PAGE EXTRACT:
● ● ● ● ● ● ●

Factor Analysis

Neeraj Kaushik

unread,

Nov 21, 2011, 4:37:57 AM11/21/11

to

Dear Friends

I've really taken much of the time in replying query of Dogra ji. There were so many assignments but certainly that can't be given an excuse. Anyway, lets start by looking for the conditions of factor analysis:
I've attached a ppt regarding the same.

1. Factor analysis (FA) is used when the var are interdependent i.e. we cudn't make sure which var are dep & which are indep.
2. Data MUST be ordinal i.e. likert scale. Nominal data wont be used for FA. Further all likert scale questions must be on same intensity level e.g. In a questionnaire where few statements are on strongly agree to strongly disagree & rest of highly satisfied to highly dissatisfied, here FA can't be applied.
3. FA is generally applied on a very large dataset e.g. 80 statement in questionnaire on 5 point scale replied by 400 respondents.

● ● ● ● ● ● ●

MATERIAL SUPPLIED:

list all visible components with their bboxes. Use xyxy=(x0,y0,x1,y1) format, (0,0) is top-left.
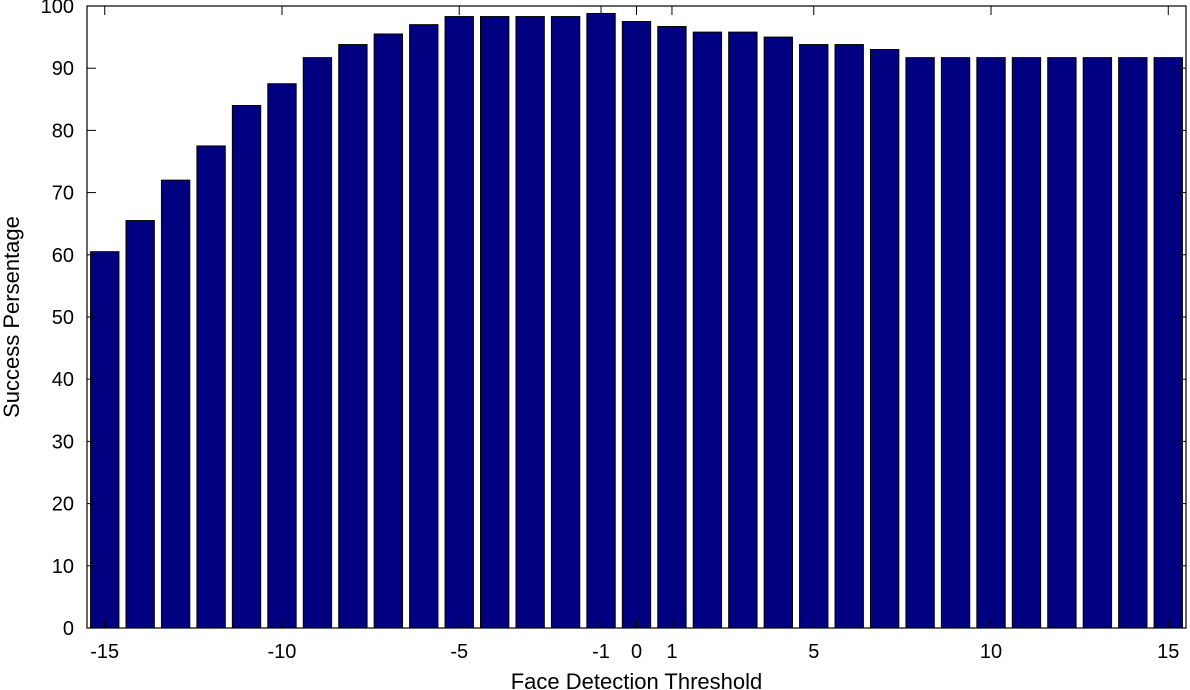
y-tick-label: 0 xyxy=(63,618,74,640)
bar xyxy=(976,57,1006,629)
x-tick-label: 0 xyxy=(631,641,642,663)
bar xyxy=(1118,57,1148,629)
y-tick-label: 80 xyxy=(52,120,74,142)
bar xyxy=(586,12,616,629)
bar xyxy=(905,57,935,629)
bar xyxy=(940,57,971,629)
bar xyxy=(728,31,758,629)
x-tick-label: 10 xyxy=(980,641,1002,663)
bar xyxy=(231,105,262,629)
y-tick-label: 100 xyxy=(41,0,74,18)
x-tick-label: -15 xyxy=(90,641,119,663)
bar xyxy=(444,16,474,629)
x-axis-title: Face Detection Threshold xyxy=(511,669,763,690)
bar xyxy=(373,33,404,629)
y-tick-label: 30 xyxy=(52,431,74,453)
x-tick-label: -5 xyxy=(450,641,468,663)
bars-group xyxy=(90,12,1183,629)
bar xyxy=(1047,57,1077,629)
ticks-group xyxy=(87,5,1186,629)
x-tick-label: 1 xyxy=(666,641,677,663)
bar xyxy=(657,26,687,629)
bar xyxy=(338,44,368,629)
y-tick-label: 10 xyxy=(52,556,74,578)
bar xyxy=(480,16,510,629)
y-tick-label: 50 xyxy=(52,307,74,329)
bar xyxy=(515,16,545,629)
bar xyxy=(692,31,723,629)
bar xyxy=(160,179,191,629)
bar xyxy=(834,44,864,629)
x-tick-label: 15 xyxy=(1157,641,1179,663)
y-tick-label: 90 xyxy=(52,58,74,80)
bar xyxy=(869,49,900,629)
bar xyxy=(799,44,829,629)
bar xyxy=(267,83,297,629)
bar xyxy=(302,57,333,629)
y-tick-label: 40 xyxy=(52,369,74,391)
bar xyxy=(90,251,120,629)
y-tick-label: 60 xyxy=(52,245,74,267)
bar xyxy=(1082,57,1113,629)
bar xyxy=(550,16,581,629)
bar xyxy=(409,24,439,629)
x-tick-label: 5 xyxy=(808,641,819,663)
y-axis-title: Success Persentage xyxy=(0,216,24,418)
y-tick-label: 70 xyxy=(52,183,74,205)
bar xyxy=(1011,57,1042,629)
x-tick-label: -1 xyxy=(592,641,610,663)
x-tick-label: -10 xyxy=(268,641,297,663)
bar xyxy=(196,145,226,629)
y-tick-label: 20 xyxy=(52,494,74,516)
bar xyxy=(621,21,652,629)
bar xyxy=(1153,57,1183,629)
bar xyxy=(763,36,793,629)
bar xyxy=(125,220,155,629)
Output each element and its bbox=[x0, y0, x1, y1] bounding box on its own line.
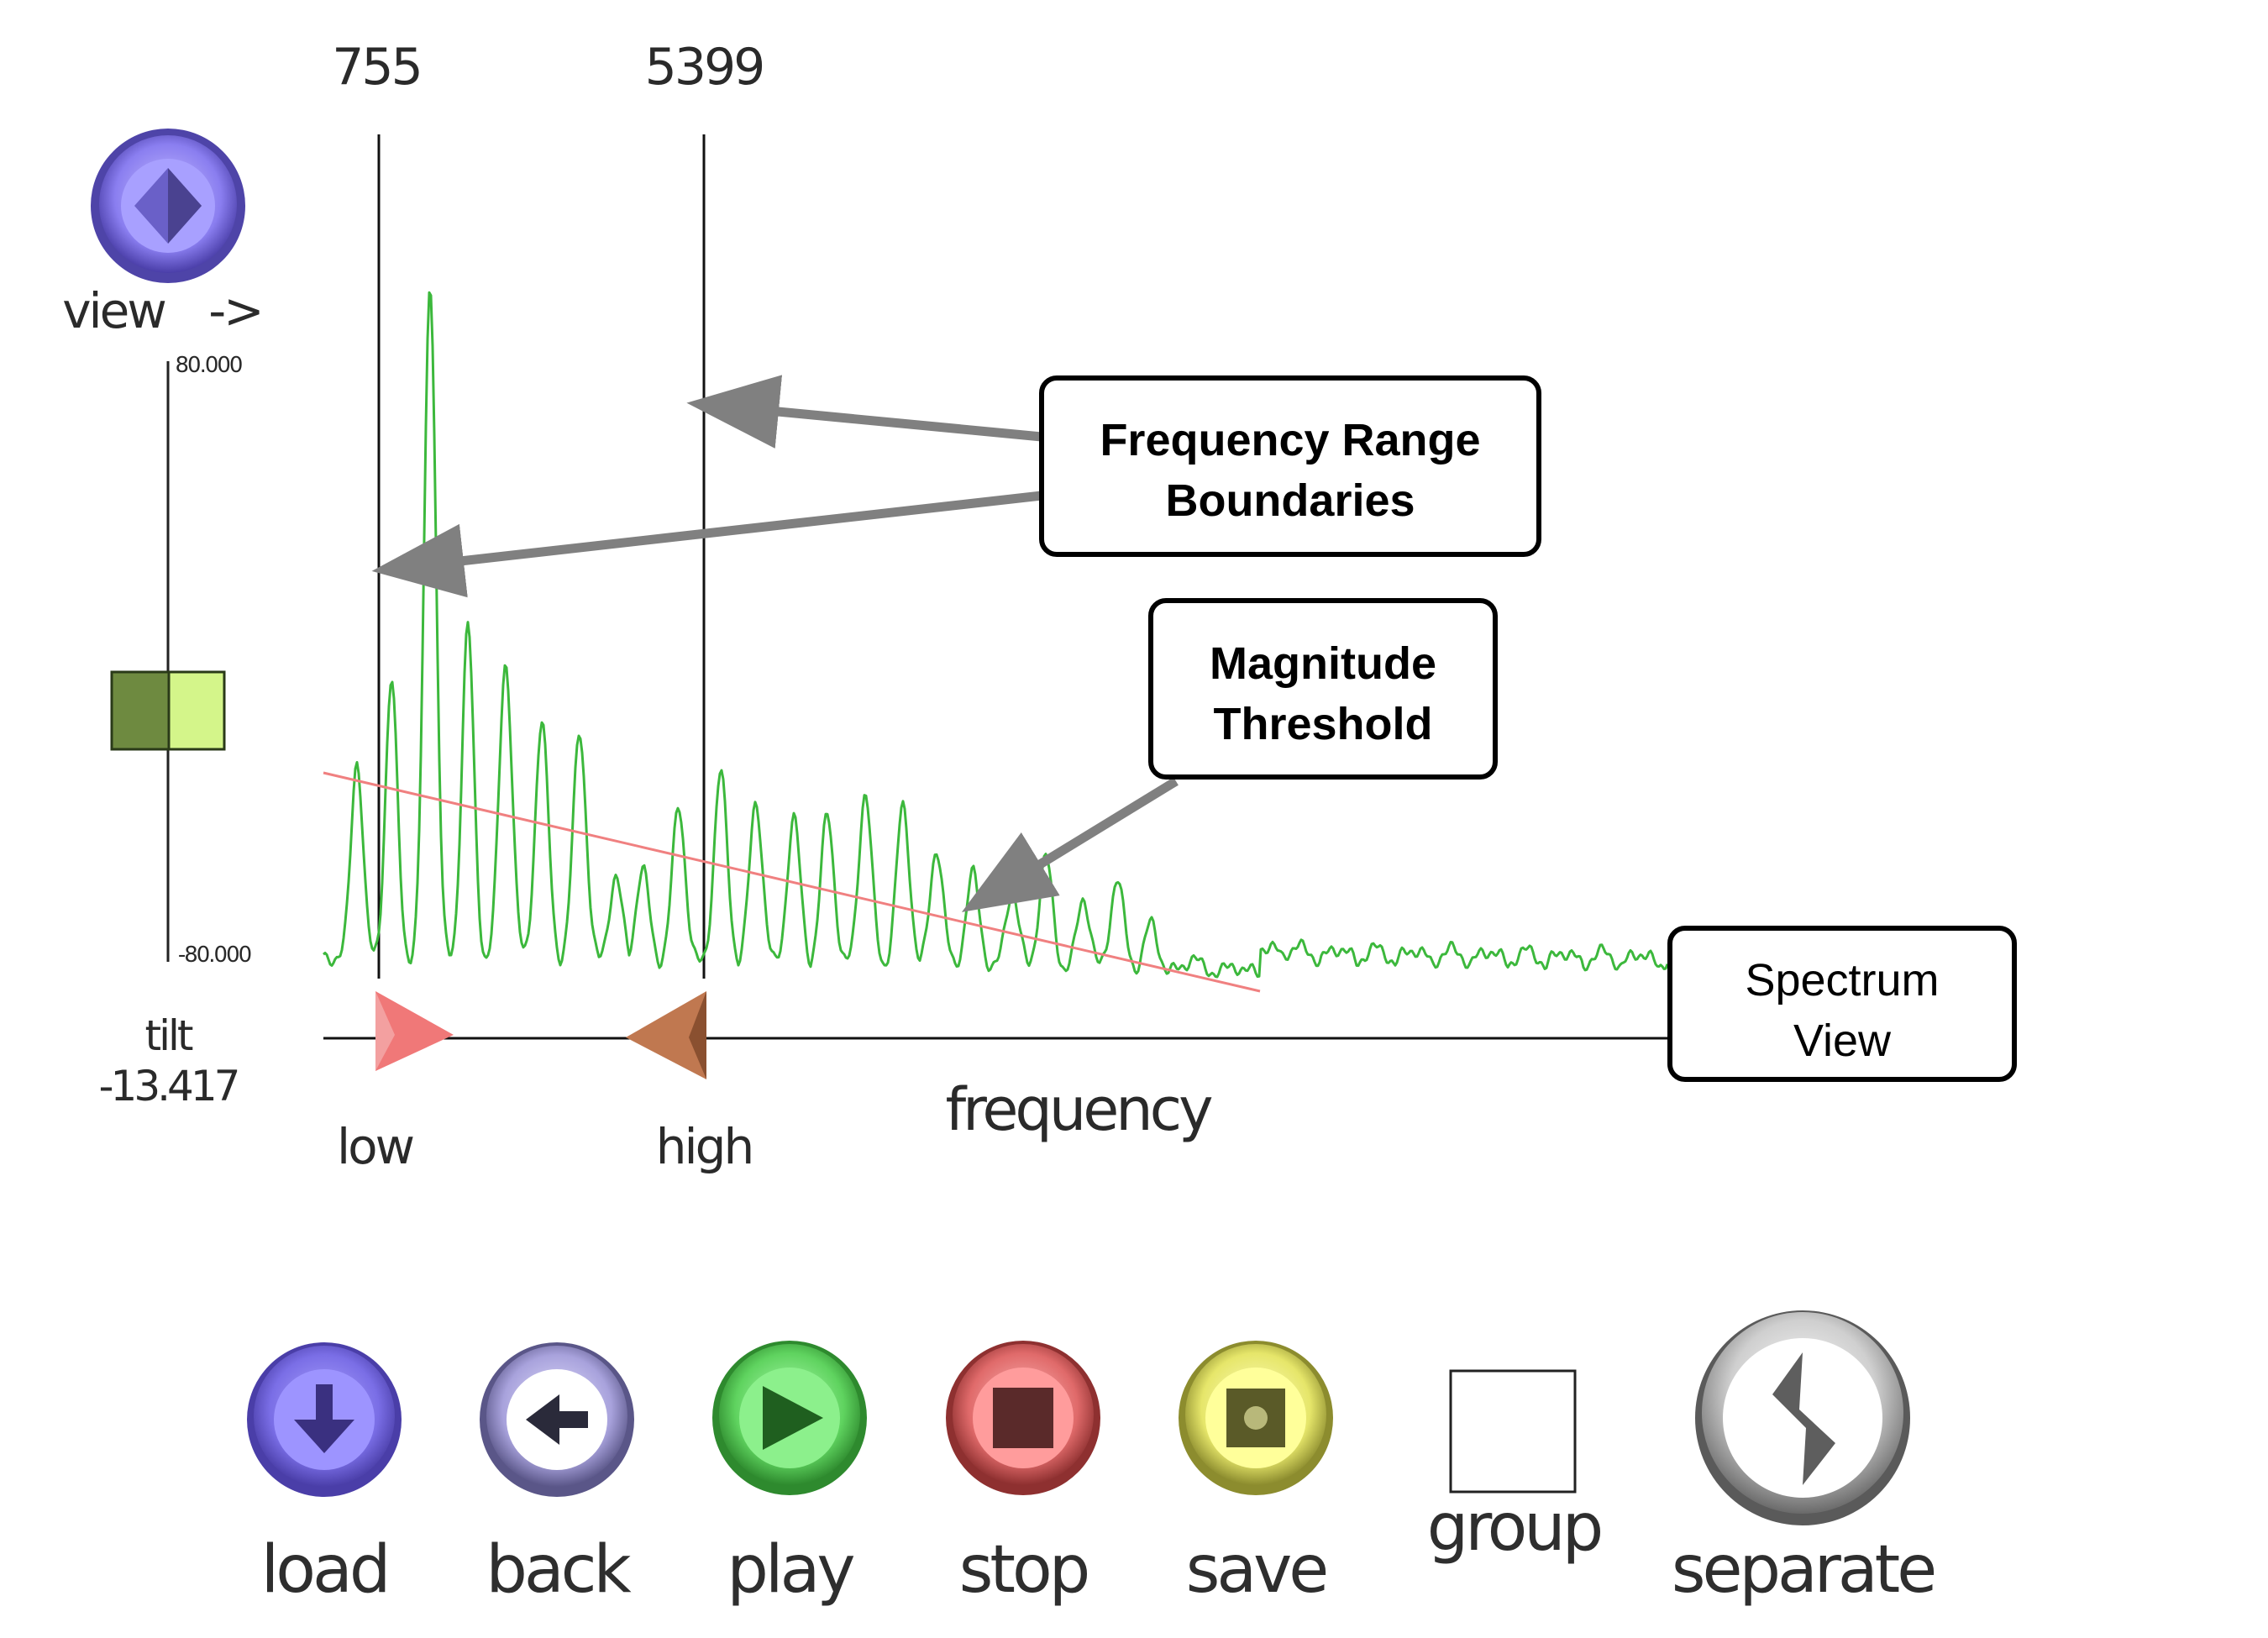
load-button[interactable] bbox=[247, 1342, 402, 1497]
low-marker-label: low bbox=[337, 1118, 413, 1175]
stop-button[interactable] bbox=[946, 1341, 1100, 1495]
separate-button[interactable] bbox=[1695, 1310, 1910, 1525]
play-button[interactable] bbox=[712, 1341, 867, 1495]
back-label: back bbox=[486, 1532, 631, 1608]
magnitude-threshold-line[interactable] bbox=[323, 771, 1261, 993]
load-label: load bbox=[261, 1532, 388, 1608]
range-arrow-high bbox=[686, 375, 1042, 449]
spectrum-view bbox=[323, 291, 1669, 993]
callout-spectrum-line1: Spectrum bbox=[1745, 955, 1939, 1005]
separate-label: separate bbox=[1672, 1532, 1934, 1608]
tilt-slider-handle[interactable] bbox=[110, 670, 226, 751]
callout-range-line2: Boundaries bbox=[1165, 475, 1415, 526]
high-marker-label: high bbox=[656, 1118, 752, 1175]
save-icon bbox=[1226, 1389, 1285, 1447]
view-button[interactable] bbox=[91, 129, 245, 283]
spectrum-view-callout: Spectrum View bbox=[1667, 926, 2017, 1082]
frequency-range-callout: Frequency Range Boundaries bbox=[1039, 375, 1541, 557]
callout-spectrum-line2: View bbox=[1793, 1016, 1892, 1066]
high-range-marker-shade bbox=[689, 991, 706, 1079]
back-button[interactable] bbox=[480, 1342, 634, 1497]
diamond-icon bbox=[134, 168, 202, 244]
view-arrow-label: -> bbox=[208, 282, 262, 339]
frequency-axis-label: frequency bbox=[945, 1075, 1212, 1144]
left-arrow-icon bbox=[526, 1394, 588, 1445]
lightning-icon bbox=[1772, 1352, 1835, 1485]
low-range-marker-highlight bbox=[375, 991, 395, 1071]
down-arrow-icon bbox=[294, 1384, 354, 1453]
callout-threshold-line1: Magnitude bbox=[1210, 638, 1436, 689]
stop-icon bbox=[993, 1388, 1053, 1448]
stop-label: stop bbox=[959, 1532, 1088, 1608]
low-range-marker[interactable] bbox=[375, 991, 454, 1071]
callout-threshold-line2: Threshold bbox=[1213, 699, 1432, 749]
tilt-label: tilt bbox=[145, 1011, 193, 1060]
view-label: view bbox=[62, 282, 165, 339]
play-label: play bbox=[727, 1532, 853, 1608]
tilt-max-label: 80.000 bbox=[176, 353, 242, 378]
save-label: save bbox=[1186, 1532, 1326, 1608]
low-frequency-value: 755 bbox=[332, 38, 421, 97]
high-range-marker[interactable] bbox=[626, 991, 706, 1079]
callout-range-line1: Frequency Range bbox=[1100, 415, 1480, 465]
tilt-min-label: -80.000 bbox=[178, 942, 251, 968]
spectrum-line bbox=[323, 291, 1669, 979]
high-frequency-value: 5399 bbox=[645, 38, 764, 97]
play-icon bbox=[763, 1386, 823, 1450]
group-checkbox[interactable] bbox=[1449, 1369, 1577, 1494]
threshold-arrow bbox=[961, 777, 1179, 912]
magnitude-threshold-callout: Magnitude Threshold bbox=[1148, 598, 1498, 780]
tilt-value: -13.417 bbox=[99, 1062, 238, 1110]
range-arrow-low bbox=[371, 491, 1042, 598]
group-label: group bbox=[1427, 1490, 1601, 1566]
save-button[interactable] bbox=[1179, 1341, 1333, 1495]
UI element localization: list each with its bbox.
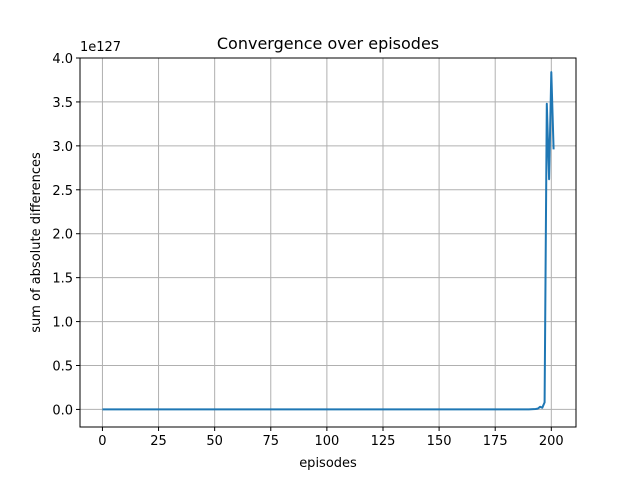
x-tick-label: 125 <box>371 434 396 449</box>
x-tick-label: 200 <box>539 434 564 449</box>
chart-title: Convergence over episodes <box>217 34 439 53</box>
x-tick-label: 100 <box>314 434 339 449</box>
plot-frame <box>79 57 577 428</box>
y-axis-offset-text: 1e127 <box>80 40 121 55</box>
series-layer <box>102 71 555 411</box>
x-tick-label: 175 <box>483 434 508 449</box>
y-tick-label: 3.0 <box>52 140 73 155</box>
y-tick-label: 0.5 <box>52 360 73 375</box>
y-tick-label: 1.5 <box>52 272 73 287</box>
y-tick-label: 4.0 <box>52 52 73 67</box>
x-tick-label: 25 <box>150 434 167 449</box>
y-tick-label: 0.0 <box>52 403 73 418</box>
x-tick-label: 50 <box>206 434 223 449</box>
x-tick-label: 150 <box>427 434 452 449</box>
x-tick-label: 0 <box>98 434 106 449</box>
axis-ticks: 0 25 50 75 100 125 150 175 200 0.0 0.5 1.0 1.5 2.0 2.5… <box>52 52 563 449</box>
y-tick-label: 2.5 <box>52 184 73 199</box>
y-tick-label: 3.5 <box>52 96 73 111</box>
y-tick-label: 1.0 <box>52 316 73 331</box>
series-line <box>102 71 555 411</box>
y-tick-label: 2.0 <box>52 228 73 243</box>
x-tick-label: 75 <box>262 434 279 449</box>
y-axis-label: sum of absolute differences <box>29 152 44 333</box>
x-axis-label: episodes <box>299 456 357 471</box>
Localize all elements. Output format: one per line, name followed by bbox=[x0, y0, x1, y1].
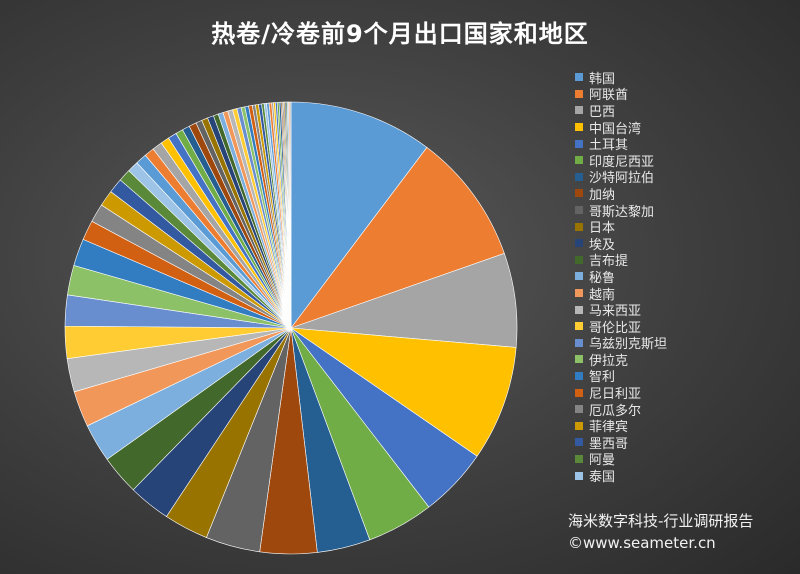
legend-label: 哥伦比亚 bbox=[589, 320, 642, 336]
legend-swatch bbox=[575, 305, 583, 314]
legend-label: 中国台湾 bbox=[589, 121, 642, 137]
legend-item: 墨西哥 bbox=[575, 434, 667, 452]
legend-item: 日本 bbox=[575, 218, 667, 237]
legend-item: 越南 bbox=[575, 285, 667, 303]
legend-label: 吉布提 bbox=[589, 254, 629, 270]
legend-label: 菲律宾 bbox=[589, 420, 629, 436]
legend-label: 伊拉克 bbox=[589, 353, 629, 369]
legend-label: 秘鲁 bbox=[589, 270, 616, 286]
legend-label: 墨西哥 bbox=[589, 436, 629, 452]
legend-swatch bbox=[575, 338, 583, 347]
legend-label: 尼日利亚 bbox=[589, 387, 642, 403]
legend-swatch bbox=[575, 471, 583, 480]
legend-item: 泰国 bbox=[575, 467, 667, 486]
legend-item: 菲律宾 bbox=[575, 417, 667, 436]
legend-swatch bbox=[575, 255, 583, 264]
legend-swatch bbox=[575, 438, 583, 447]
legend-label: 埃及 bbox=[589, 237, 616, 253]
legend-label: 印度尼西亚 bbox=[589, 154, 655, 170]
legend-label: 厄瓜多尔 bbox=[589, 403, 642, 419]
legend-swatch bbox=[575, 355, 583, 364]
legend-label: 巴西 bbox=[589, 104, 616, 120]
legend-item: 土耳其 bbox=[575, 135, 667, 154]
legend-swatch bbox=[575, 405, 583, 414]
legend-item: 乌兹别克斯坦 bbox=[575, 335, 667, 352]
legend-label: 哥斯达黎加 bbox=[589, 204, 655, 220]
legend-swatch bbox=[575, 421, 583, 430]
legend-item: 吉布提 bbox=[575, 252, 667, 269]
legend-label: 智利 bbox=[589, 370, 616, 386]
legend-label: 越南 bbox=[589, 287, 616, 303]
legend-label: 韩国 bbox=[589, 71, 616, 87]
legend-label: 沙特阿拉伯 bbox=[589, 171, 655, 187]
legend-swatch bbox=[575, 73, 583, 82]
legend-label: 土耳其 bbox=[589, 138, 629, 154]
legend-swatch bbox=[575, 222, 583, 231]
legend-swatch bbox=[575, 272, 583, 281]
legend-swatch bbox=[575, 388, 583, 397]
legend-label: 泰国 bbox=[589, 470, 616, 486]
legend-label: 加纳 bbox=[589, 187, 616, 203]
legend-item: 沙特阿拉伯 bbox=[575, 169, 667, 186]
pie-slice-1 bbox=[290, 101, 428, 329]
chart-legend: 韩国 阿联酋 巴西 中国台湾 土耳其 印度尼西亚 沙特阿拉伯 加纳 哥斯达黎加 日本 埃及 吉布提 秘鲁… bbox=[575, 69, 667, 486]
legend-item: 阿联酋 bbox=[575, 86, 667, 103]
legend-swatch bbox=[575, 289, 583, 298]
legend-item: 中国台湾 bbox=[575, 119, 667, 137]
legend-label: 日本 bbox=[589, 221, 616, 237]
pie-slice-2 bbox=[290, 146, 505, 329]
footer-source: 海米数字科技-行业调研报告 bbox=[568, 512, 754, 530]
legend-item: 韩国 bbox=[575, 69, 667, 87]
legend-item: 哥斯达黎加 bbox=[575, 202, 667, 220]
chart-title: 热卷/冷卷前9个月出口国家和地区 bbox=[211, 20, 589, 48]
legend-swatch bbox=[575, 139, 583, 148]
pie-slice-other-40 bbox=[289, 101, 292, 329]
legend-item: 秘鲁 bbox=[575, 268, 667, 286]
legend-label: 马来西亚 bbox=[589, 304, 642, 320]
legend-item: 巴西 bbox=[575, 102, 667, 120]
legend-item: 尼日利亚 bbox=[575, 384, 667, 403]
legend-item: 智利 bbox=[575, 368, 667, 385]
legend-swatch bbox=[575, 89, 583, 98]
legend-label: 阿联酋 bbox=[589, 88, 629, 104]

● ● ● ● ● ● ●

WRITTEN EXERCISE A:
Answer these questions about the factor analysis post:
(i) What kind of data does the post say factor analysis requires?
(ii) How many respondents are in the example of a very large dataset?
(iii) What does the writer say was attached?
WRITTEN EXERCISE B:
In the records, convert the lines from the one containing "legend-label: 哥伦比亚 bbox=[589, 320, 642, 336]" through the one containing "legend-swatch bbox=[575, 222, 583, 231]", inclusive, into a JSON list of strings with one string per line.
The forum post on factor analysis and the records are unrelated and should be treated as separate material.

TASK OUTPUT A:
(i) Ordinal data, such as a Likert scale.
(ii) 400 respondents.
(iii) A ppt on the conditions of factor analysis.

TASK OUTPUT B:
[
  "legend-label: 哥伦比亚 bbox=[589, 320, 642, 336]",
  "legend-swatch bbox=[575, 305, 583, 314]",
  "legend-label: 中国台湾 bbox=[589, 121, 642, 137]",
  "legend-item: 墨西哥 bbox=[575, 434, 667, 452]",
  "legend-item: 日本 bbox=[575, 218, 667, 237]",
  "legend-item: 越南 bbox=[575, 285, 667, 303]",
  "legend-label: 吉布提 bbox=[589, 254, 629, 270]",
  "legend-label: 菲律宾 bbox=[589, 420, 629, 436]",
  "legend-label: 伊拉克 bbox=[589, 353, 629, 369]",
  "legend-label: 秘鲁 bbox=[589, 270, 616, 286]",
  "legend-label: 墨西哥 bbox=[589, 436, 629, 452]",
  "legend-swatch bbox=[575, 338, 583, 347]",
  "legend-label: 尼日利亚 bbox=[589, 387, 642, 403]",
  "legend-swatch bbox=[575, 471, 583, 480]",
  "legend-item: 泰国 bbox=[575, 467, 667, 486]",
  "legend-item: 菲律宾 bbox=[575, 417, 667, 436]",
  "legend-swatch bbox=[575, 255, 583, 264]",
  "legend-swatch bbox=[575, 438, 583, 447]",
  "legend-label: 埃及 bbox=[589, 237, 616, 253]",
  "legend-label: 印度尼西亚 bbox=[589, 154, 655, 170]",
  "legend-label: 厄瓜多尔 bbox=[589, 403, 642, 419]",
  "legend-swatch bbox=[575, 355, 583, 364]",
  "legend-label: 巴西 bbox=[589, 104, 616, 120]",
  "legend-item: 土耳其 bbox=[575, 135, 667, 154]",
  "legend-swatch bbox=[575, 405, 583, 414]",
  "legend-item: 乌兹别克斯坦 bbox=[575, 335, 667, 352]",
  "legend-label: 哥斯达黎加 bbox=[589, 204, 655, 220]",
  "legend-swatch bbox=[575, 421, 583, 430]",
  "legend-item: 吉布提 bbox=[575, 252, 667, 269]",
  "legend-label: 智利 bbox=[589, 370, 616, 386]",
  "legend-label: 越南 bbox=[589, 287, 616, 303]",
  "legend-label: 韩国 bbox=[589, 71, 616, 87]",
  "legend-label: 沙特阿拉伯 bbox=[589, 171, 655, 187]",
  "legend-swatch bbox=[575, 73, 583, 82]",
  "legend-label: 土耳其 bbox=[589, 138, 629, 154]",
  "legend-swatch bbox=[575, 222, 583, 231]"
]